> WRITTEN INSTRUCTION:
Set down the material once more, exactly as it appears.

Stored entries:
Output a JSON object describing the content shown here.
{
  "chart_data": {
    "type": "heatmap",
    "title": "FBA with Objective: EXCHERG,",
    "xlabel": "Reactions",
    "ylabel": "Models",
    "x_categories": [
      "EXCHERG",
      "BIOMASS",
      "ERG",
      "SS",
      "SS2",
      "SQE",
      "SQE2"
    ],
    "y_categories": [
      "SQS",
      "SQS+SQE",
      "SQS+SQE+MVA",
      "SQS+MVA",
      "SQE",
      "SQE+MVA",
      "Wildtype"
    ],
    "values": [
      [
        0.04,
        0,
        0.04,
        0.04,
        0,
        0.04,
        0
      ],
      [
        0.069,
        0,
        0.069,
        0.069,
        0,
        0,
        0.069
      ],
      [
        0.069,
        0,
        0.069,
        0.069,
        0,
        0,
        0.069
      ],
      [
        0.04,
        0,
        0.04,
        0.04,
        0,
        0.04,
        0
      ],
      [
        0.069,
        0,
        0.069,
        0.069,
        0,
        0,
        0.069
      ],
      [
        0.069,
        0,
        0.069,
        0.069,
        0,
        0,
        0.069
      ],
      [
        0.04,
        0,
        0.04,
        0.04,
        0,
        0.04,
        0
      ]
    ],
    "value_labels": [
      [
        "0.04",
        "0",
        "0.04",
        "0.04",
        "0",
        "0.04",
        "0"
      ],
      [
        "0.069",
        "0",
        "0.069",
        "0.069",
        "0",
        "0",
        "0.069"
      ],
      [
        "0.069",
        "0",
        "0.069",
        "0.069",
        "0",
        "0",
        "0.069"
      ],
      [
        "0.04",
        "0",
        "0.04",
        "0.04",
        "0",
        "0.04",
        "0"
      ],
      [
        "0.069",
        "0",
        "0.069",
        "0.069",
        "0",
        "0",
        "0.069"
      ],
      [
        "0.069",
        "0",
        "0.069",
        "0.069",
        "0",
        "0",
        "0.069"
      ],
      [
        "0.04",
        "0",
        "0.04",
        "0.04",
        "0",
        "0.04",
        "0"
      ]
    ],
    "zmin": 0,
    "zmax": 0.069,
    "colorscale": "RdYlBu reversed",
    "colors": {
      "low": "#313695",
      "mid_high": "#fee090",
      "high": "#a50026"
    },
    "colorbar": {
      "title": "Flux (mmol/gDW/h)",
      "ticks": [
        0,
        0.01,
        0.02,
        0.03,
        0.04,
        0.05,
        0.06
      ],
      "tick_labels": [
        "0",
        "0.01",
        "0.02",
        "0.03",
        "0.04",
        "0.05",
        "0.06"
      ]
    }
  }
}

> WORKED SOLUTION:
Output a JSON object describing the content shown here.
{
  "chart_data": {
    "type": "heatmap",
    "title": "FBA with Objective: EXCHERG,",
    "xlabel": "Reactions",
    "ylabel": "Models",
    "x_categories": [
      "EXCHERG",
      "BIOMASS",
      "ERG",
      "SS",
      "SS2",
      "SQE",
      "SQE2"
    ],
    "y_categories": [
      "SQS",
      "SQS+SQE",
      "SQS+SQE+MVA",
      "SQS+MVA",
      "SQE",
      "SQE+MVA",
      "Wildtype"
    ],
    "values": [
      [
        0.04,
        0,
        0.04,
        0.04,
        0,
        0.04,
        0
      ],
      [
        0.069,
        0,
        0.069,
        0.069,
        0,
        0,
        0.069
      ],
      [
        0.069,
        0,
        0.069,
        0.069,
        0,
        0,
        0.069
      ],
      [
        0.04,
        0,
        0.04,
        0.04,
        0,
        0.04,
        0
      ],
      [
        0.069,
        0,
        0.069,
        0.069,
        0,
        0,
        0.069
      ],
      [
        0.069,
        0,
        0.069,
        0.069,
        0,
        0,
        0.069
      ],
      [
        0.04,
        0,
        0.04,
        0.04,
        0,
        0.04,
        0
      ]
    ],
    "value_labels": [
      [
        "0.04",
        "0",
        "0.04",
        "0.04",
        "0",
        "0.04",
        "0"
      ],
      [
        "0.069",
        "0",
        "0.069",
        "0.069",
        "0",
        "0",
        "0.069"
      ],
      [
        "0.069",
        "0",
        "0.069",
        "0.069",
        "0",
        "0",
        "0.069"
      ],
      [
        "0.04",
        "0",
        "0.04",
        "0.04",
        "0",
        "0.04",
        "0"
      ],
      [
        "0.069",
        "0",
        "0.069",
        "0.069",
        "0",
        "0",
        "0.069"
      ],
      [
        "0.069",
        "0",
        "0.069",
        "0.069",
        "0",
        "0",
        "0.069"
      ],
      [
        "0.04",
        "0",
        "0.04",
        "0.04",
        "0",
        "0.04",
        "0"
      ]
    ],
    "zmin": 0,
    "zmax": 0.069,
    "colorscale": "RdYlBu reversed",
    "colors": {
      "low": "#313695",
      "mid_high": "#fee090",
      "high": "#a50026"
    },
    "colorbar": {
      "title": "Flux (mmol/gDW/h)",
      "ticks": [
        0,
        0.01,
        0.02,
        0.03,
        0.04,
        0.05,
        0.06
      ],
      "tick_labels": [
        "0",
        "0.01",
        "0.02",
        "0.03",
        "0.04",
        "0.05",
        "0.06"
      ]
    }
  }
}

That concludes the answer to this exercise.